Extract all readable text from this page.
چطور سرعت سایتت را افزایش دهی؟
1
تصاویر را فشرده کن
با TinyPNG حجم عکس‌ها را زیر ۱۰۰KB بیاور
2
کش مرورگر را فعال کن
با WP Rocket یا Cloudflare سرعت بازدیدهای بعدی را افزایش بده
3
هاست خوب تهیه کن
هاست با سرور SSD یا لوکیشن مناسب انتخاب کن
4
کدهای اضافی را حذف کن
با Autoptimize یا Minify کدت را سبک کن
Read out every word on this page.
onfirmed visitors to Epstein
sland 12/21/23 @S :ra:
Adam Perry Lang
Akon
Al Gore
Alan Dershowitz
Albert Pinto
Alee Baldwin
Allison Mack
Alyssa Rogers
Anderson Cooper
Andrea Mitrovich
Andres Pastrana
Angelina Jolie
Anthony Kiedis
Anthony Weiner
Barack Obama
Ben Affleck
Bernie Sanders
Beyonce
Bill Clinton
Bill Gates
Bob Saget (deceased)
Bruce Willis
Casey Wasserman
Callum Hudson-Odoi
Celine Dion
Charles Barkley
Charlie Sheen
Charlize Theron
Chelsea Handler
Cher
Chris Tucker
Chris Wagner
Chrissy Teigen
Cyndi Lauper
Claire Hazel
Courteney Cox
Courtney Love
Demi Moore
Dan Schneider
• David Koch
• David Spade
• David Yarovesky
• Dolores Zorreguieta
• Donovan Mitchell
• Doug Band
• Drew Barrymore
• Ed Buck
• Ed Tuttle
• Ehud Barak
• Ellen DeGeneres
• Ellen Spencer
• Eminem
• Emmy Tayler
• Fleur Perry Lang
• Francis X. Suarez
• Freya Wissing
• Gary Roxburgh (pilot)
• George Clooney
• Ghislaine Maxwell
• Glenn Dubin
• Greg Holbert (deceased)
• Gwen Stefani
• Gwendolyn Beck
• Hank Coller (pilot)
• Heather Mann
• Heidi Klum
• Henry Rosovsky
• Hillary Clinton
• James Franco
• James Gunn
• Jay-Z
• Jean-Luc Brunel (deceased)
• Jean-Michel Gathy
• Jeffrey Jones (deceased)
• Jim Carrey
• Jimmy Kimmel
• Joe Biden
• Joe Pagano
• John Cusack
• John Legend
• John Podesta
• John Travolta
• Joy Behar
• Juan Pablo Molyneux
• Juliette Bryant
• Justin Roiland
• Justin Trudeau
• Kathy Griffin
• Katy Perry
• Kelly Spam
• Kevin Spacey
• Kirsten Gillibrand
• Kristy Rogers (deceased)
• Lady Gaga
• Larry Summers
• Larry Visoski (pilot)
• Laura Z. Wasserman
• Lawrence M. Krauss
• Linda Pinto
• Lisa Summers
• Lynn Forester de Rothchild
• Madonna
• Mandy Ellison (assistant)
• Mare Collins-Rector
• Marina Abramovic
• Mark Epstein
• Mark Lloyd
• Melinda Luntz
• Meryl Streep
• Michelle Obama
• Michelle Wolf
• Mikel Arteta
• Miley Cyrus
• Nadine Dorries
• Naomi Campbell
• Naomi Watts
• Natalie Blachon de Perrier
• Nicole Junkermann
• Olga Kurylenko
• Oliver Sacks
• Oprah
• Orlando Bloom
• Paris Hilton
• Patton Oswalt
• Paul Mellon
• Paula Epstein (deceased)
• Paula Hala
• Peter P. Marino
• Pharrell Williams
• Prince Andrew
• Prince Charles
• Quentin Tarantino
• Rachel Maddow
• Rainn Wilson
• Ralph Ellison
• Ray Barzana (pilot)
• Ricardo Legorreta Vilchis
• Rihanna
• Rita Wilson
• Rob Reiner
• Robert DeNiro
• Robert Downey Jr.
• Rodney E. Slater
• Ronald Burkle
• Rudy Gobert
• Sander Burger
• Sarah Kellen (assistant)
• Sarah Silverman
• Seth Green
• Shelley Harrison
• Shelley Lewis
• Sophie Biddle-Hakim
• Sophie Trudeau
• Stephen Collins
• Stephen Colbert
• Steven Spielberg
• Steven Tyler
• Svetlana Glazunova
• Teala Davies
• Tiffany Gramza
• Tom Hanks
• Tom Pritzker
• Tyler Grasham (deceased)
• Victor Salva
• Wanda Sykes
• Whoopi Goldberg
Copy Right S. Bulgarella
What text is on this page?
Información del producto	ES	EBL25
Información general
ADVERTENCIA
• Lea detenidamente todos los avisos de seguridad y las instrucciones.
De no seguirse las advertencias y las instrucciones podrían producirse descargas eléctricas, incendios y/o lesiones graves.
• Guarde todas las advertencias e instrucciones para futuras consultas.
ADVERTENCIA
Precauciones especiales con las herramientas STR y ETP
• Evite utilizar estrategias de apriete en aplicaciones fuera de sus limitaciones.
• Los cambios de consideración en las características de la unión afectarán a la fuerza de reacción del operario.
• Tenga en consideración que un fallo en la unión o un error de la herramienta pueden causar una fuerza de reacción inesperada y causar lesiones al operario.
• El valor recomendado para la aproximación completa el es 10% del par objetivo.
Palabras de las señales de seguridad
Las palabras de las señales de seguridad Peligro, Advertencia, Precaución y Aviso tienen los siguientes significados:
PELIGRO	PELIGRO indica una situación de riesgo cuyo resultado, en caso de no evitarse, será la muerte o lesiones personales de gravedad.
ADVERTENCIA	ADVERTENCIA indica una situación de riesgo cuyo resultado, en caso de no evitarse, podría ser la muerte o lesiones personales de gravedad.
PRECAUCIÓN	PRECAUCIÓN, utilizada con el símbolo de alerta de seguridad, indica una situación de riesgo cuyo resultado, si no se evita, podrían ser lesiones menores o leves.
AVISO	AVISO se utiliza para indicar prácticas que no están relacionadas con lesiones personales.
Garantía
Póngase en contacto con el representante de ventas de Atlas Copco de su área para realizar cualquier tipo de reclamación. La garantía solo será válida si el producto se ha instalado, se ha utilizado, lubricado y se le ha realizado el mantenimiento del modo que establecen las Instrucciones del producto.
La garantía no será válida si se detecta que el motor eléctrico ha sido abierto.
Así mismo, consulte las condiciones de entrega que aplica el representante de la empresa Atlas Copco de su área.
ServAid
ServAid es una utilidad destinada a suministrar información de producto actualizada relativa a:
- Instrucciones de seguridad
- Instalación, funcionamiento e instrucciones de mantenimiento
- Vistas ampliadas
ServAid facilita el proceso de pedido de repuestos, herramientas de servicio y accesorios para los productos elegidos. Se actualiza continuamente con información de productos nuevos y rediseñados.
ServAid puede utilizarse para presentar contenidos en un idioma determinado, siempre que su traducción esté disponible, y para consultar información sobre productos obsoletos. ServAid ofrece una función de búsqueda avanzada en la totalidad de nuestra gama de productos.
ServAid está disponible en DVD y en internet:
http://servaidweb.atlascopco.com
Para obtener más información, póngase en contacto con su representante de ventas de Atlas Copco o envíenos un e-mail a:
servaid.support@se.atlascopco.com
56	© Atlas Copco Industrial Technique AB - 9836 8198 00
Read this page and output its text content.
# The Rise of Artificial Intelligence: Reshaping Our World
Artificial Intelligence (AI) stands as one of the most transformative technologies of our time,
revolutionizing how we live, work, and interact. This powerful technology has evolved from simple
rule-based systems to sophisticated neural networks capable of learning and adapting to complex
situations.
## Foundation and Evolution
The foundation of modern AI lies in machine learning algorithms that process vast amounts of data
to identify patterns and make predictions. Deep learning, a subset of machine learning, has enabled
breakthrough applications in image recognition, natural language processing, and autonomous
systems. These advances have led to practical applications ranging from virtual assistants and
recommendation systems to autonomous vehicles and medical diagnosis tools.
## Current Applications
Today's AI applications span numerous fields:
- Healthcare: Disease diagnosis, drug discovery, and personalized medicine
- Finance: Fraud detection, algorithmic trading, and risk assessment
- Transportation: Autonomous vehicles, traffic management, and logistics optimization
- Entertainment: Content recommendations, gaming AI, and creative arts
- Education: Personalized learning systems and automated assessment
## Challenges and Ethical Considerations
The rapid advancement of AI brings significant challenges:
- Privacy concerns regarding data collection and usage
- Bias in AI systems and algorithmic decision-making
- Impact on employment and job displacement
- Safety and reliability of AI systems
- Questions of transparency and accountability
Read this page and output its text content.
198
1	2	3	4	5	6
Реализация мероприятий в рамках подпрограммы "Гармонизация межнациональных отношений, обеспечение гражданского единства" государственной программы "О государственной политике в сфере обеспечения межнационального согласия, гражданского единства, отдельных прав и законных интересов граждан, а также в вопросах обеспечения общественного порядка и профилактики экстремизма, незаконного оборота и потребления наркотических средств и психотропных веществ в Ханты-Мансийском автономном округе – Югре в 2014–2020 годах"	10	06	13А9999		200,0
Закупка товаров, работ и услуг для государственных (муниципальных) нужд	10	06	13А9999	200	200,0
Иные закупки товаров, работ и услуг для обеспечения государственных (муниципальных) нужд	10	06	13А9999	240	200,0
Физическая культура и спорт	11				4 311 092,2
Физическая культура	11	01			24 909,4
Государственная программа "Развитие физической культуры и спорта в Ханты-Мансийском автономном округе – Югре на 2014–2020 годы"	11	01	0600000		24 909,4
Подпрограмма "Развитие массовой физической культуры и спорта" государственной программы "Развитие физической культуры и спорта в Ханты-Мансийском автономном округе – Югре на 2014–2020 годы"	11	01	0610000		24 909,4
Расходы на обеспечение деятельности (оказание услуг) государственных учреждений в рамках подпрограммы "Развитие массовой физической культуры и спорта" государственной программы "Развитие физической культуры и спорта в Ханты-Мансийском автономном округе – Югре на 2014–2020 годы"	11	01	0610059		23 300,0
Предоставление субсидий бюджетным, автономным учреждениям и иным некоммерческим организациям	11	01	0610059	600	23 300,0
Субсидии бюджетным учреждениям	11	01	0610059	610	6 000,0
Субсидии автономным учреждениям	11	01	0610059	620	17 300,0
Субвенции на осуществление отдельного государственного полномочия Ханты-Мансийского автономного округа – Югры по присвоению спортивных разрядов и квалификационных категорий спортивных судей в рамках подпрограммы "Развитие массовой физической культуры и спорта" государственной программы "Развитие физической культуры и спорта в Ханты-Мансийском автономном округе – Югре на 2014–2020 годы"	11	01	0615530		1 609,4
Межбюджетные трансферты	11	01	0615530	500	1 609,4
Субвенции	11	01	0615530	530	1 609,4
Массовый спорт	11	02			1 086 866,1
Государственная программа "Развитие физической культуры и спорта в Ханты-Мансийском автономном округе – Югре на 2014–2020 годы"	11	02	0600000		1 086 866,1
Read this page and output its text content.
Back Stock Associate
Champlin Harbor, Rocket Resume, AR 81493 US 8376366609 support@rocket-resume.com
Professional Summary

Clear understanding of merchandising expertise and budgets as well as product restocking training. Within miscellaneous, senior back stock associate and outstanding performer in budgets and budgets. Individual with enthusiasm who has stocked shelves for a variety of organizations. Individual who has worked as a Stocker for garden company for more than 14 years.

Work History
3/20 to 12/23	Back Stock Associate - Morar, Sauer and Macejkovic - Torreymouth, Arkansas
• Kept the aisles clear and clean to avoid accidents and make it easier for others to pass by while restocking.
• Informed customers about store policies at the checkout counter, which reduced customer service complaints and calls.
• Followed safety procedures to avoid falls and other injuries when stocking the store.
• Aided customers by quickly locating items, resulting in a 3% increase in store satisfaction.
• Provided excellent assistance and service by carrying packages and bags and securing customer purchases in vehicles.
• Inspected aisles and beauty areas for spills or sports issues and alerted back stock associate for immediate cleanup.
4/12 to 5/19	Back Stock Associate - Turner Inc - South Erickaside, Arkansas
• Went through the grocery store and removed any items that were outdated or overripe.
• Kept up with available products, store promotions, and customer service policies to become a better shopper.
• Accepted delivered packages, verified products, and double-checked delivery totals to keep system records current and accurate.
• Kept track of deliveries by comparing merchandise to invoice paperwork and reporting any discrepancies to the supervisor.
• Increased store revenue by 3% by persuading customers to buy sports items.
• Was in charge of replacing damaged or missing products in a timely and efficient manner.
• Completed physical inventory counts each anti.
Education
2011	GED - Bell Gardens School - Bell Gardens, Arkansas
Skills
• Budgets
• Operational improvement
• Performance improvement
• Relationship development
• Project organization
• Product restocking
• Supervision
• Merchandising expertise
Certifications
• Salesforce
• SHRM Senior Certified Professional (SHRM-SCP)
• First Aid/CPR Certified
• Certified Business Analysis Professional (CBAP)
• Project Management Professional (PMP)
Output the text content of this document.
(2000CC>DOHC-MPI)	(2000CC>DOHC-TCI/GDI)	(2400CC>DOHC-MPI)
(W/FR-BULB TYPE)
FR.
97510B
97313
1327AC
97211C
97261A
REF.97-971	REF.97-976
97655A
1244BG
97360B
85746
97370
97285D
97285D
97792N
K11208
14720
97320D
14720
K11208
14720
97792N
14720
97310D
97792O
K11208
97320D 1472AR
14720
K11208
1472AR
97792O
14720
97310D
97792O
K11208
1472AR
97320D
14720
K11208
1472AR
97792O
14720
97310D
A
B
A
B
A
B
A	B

*Your instructions*. Track down every line of the material containing the string "Субвенции", and copy it.

*Response*.
Субвенции на осуществление отдельного государственного полномочия Ханты-Мансийского автономного округа – Югры по присвоению спортивных разрядов и квалификационных категорий спортивных судей в рамках подпрограммы "Развитие массовой физической культуры и спорта" государственной программы "Развитие физической культуры и спорта в Ханты-Мансийском автономном округе – Югре на 2014–2020 годы"	11	01	0615530		1 609,4
Субвенции	11	01	0615530	530	1 609,4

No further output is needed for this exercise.